• SET EXERCISE
Output the entries word for word. Omit images.

--- start DATASET CONTENT ---

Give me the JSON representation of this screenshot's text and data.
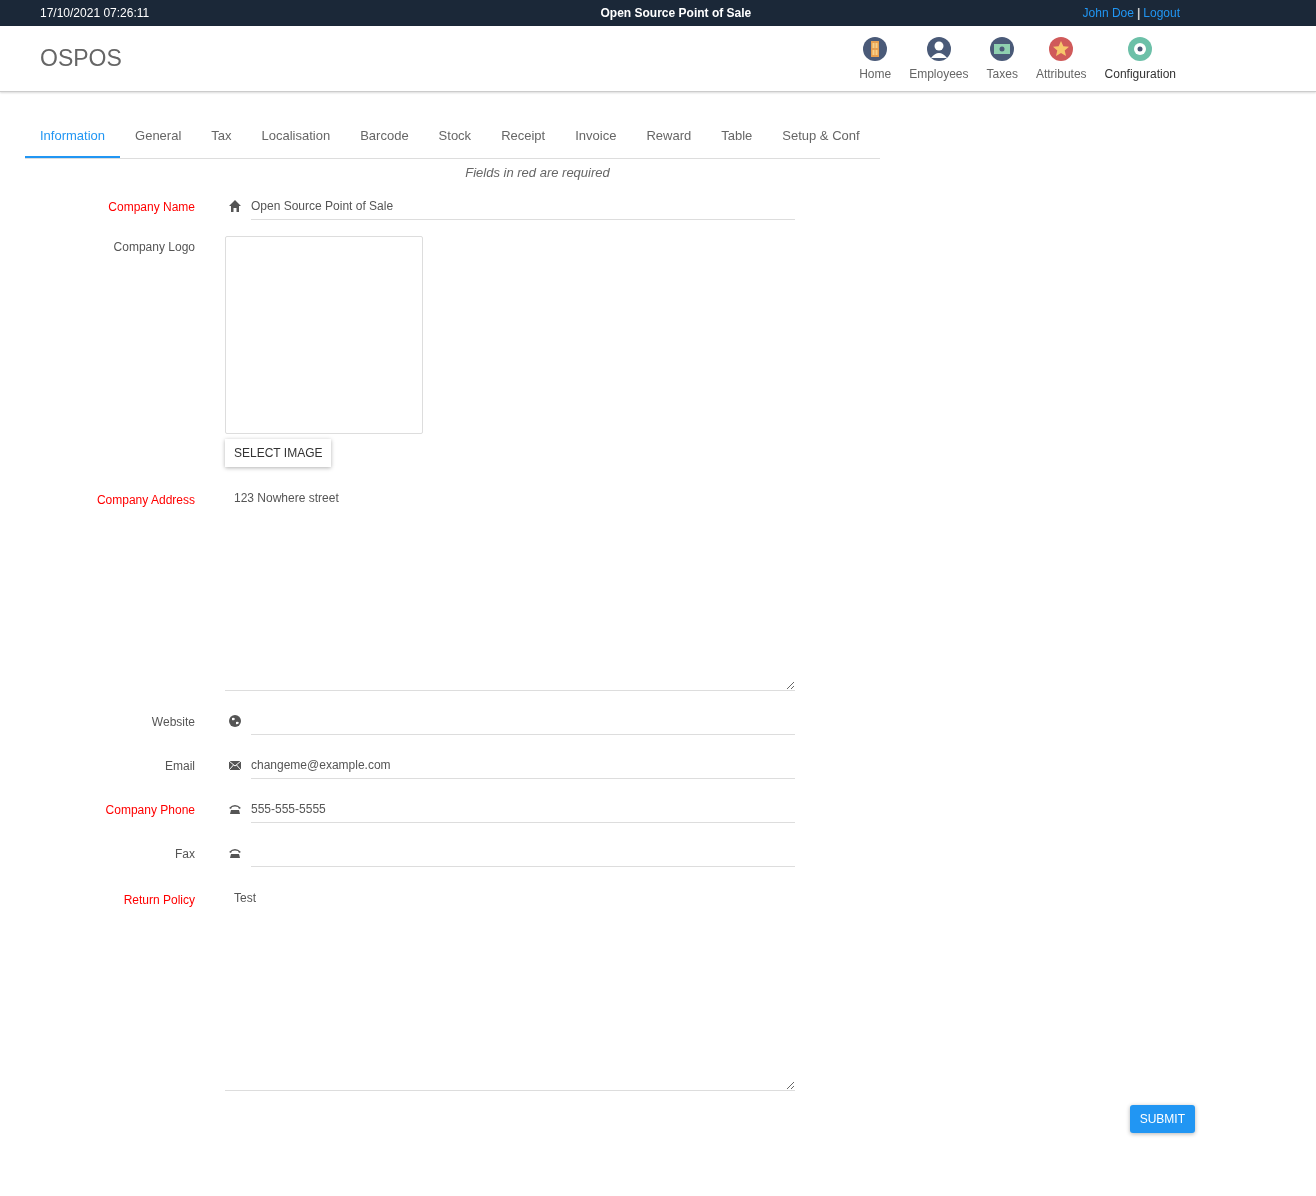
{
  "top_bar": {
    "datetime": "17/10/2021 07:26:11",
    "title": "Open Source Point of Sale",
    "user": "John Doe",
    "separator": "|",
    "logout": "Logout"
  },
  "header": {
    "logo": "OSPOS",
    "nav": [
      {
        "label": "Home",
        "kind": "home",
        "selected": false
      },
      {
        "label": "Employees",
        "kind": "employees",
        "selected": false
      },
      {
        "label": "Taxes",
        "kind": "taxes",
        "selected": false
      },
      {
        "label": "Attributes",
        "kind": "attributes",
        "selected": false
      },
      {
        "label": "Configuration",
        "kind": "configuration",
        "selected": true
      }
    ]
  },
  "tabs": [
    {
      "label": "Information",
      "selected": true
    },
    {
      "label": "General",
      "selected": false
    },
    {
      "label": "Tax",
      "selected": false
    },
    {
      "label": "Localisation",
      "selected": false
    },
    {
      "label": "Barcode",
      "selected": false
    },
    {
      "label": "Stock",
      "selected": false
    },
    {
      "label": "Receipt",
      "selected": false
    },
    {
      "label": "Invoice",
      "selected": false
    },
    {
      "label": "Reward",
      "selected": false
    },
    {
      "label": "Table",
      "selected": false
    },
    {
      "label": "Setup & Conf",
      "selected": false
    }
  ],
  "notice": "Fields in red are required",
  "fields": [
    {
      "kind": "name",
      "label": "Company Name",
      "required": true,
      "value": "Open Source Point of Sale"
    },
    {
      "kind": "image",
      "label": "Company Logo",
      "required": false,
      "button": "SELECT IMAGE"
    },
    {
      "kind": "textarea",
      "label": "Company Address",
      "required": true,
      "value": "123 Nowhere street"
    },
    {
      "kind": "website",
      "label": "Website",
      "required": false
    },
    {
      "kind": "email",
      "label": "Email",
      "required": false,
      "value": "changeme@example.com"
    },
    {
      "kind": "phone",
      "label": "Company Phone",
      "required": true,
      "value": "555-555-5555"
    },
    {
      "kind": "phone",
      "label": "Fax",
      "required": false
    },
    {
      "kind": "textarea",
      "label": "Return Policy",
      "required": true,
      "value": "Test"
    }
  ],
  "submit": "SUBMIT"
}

--- end DATASET CONTENT ---

• SOLUTION TO THE EXERCISE
Give me the JSON representation of this screenshot's text and data.
{
  "top_bar": {
    "datetime": "17/10/2021 07:26:11",
    "title": "Open Source Point of Sale",
    "user": "John Doe",
    "separator": "|",
    "logout": "Logout"
  },
  "header": {
    "logo": "OSPOS",
    "nav": [
      {
        "label": "Home",
        "kind": "home",
        "selected": false
      },
      {
        "label": "Employees",
        "kind": "employees",
        "selected": false
      },
      {
        "label": "Taxes",
        "kind": "taxes",
        "selected": false
      },
      {
        "label": "Attributes",
        "kind": "attributes",
        "selected": false
      },
      {
        "label": "Configuration",
        "kind": "configuration",
        "selected": true
      }
    ]
  },
  "tabs": [
    {
      "label": "Information",
      "selected": true
    },
    {
      "label": "General",
      "selected": false
    },
    {
      "label": "Tax",
      "selected": false
    },
    {
      "label": "Localisation",
      "selected": false
    },
    {
      "label": "Barcode",
      "selected": false
    },
    {
      "label": "Stock",
      "selected": false
    },
    {
      "label": "Receipt",
      "selected": false
    },
    {
      "label": "Invoice",
      "selected": false
    },
    {
      "label": "Reward",
      "selected": false
    },
    {
      "label": "Table",
      "selected": false
    },
    {
      "label": "Setup & Conf",
      "selected": false
    }
  ],
  "notice": "Fields in red are required",
  "fields": [
    {
      "kind": "name",
      "label": "Company Name",
      "required": true,
      "value": "Open Source Point of Sale"
    },
    {
      "kind": "image",
      "label": "Company Logo",
      "required": false,
      "button": "SELECT IMAGE"
    },
    {
      "kind": "textarea",
      "label": "Company Address",
      "required": true,
      "value": "123 Nowhere street"
    },
    {
      "kind": "website",
      "label": "Website",
      "required": false
    },
    {
      "kind": "email",
      "label": "Email",
      "required": false,
      "value": "changeme@example.com"
    },
    {
      "kind": "phone",
      "label": "Company Phone",
      "required": true,
      "value": "555-555-5555"
    },
    {
      "kind": "phone",
      "label": "Fax",
      "required": false
    },
    {
      "kind": "textarea",
      "label": "Return Policy",
      "required": true,
      "value": "Test"
    }
  ],
  "submit": "SUBMIT"
}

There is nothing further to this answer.